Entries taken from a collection

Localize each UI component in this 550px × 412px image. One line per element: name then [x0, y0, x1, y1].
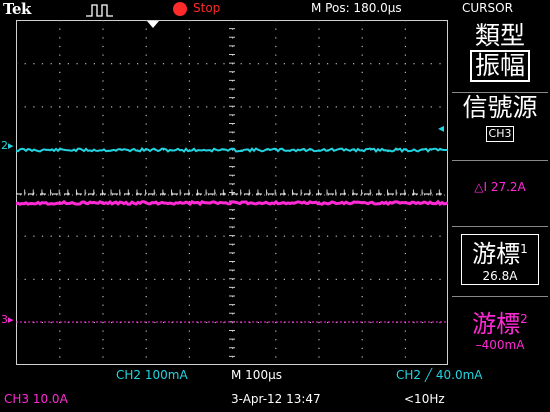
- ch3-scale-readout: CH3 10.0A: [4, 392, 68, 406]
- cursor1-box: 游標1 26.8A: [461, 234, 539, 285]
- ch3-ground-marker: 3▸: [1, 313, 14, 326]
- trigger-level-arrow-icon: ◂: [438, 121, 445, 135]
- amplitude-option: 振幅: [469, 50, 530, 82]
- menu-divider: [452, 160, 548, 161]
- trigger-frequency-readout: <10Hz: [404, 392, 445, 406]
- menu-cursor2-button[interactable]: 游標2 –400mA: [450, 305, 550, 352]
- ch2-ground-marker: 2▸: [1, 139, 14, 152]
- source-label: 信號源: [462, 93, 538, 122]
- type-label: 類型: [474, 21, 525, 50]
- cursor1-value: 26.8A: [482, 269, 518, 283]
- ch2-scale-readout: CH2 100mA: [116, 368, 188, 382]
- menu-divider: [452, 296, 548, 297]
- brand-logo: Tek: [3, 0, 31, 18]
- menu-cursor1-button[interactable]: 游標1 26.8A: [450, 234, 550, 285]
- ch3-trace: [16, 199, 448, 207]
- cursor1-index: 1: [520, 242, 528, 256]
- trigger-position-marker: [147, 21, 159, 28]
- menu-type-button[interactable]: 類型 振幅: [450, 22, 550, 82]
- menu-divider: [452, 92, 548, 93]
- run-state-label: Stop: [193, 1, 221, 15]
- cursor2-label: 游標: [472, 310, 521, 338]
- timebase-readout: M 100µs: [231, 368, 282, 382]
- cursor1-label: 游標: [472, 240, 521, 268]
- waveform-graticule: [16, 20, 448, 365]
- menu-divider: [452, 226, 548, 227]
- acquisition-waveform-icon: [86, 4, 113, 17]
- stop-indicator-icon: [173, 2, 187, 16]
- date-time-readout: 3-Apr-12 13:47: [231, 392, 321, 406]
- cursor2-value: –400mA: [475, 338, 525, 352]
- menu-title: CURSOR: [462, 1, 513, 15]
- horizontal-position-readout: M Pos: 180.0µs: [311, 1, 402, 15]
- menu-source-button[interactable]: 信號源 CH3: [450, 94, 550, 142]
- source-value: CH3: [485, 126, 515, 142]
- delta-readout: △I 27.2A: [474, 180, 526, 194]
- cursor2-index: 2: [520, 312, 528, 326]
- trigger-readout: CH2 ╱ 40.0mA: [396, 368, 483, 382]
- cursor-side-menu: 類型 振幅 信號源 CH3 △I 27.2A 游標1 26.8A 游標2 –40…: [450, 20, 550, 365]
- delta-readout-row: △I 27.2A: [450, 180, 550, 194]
--
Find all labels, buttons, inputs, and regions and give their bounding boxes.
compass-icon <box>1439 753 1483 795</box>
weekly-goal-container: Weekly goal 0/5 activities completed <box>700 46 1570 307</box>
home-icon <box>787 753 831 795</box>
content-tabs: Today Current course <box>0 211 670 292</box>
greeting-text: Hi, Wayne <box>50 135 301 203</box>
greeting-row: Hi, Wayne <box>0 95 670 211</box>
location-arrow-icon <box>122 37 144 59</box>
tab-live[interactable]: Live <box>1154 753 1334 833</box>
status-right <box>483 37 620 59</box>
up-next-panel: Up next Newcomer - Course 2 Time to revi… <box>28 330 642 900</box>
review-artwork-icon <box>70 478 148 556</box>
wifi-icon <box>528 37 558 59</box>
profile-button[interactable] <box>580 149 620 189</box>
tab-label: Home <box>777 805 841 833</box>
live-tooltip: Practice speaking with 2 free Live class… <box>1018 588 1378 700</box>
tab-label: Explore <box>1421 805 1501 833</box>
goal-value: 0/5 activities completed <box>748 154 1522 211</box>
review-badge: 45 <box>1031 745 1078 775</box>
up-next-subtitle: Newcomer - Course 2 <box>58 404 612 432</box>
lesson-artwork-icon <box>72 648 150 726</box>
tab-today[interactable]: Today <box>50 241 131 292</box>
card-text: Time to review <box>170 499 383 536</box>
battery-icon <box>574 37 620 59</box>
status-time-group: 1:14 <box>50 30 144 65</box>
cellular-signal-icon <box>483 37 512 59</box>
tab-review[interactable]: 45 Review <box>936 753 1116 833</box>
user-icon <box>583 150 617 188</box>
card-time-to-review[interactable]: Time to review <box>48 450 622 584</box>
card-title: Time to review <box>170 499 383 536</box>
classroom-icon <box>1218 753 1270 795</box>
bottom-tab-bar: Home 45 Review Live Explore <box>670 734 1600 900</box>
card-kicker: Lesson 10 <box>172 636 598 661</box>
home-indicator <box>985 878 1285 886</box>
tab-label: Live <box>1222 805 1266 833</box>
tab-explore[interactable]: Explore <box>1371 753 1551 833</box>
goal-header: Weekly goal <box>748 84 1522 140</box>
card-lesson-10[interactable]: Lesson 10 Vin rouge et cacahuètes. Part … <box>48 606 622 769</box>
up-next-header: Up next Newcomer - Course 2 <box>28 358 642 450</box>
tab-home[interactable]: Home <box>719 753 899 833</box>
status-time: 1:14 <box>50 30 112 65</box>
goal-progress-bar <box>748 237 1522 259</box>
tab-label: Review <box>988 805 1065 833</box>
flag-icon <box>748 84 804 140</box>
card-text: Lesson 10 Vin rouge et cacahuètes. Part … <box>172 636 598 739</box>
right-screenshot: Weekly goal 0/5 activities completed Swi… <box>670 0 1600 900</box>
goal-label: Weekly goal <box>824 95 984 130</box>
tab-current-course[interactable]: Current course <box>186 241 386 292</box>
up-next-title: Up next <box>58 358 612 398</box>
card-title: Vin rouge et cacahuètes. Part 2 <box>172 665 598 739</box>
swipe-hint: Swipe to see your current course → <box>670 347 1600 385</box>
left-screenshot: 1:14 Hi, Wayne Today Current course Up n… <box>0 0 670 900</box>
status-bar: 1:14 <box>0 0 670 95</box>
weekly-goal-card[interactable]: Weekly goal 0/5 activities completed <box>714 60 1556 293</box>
* * *
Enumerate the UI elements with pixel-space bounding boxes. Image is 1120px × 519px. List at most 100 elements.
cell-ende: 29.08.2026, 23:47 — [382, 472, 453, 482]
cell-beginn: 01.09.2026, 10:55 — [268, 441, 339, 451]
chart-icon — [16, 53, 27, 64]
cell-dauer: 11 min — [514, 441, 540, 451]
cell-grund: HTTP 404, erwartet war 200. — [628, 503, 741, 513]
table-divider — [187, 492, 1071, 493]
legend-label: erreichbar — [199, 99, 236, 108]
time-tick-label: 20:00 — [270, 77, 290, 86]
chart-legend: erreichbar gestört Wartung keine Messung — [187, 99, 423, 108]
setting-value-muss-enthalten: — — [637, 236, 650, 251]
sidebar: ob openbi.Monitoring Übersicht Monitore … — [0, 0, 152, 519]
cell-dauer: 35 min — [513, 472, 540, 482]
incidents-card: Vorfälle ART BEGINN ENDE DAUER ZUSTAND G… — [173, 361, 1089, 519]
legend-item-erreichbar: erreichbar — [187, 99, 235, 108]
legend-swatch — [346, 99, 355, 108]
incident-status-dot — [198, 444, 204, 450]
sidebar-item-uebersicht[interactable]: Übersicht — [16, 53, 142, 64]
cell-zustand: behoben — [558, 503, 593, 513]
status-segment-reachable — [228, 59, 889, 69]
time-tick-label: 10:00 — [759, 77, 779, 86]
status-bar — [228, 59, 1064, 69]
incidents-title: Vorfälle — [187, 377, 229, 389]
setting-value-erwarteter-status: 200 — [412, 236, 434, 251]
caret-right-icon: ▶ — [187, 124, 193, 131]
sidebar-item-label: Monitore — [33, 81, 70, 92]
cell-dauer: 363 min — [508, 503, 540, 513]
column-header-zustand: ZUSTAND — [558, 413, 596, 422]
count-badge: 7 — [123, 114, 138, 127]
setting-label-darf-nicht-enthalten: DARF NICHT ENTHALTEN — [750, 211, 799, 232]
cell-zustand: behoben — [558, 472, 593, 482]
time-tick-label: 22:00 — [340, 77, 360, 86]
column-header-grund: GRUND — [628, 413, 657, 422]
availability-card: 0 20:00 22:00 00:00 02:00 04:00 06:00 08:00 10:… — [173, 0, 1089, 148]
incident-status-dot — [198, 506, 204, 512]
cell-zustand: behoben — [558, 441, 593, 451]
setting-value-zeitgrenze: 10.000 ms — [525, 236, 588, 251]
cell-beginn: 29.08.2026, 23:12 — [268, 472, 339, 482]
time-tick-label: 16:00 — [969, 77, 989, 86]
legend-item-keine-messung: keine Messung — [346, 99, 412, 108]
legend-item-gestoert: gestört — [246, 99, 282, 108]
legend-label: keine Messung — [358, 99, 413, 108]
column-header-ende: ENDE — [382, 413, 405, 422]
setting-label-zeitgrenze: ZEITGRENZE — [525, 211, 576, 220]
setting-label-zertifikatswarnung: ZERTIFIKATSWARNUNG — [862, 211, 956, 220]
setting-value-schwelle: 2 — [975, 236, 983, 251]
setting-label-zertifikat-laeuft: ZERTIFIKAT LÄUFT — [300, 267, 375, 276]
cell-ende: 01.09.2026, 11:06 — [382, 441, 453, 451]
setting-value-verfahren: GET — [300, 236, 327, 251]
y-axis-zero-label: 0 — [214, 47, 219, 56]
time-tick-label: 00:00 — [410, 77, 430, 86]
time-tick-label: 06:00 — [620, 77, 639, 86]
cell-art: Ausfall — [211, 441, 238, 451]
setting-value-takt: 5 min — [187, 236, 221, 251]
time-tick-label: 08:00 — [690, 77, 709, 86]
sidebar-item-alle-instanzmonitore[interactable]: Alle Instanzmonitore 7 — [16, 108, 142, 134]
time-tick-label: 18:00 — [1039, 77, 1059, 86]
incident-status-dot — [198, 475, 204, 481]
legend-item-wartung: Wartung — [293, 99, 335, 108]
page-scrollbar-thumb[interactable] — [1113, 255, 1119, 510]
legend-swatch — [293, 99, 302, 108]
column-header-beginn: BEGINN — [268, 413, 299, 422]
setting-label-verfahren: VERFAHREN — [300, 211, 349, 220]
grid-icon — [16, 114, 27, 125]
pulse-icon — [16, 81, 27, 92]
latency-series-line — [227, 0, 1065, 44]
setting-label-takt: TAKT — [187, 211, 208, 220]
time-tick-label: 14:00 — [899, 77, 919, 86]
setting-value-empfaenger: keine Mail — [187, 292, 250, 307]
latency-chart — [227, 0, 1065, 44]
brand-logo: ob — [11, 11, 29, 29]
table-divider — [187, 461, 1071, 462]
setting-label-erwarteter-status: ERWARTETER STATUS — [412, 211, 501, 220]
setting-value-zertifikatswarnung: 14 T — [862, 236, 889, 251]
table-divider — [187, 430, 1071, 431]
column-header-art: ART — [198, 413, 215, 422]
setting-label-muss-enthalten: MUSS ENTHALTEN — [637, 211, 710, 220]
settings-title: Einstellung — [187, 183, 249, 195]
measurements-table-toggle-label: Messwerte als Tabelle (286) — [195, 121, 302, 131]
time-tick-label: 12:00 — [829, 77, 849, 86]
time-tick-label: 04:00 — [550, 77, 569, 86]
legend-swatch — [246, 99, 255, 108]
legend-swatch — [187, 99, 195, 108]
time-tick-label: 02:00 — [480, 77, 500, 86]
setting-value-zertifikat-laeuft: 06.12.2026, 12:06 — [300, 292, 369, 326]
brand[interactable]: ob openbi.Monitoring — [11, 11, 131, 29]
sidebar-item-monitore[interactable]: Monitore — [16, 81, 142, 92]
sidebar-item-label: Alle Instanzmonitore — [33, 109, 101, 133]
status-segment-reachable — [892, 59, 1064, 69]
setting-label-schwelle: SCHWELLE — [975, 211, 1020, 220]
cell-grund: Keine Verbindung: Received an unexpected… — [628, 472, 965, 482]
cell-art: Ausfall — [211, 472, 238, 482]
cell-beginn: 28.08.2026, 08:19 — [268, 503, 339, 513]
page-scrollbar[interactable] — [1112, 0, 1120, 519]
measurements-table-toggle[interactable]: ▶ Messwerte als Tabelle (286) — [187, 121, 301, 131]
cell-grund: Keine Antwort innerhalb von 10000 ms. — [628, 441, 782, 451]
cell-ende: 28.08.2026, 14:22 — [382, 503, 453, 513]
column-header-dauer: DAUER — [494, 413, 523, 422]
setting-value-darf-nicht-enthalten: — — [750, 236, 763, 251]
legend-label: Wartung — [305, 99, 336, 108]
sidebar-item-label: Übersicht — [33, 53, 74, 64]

* [Work instructions] Copy out the rows between the line holding "- ch3-scale-readout: CH3" and the line holding "- menu-divider: [452, 160, 548, 161]", inclusive, with no changes.

* [Answer to the exercise]
- ch3-scale-readout: CH3 10.0A: [4, 392, 68, 406]
- cursor1-box: 游標1 26.8A: [461, 234, 539, 285]
- ch3-ground-marker: 3▸: [1, 313, 14, 326]
- trigger-level-arrow-icon: ◂: [438, 121, 445, 135]
- amplitude-option: 振幅: [469, 50, 530, 82]
- menu-divider: [452, 160, 548, 161]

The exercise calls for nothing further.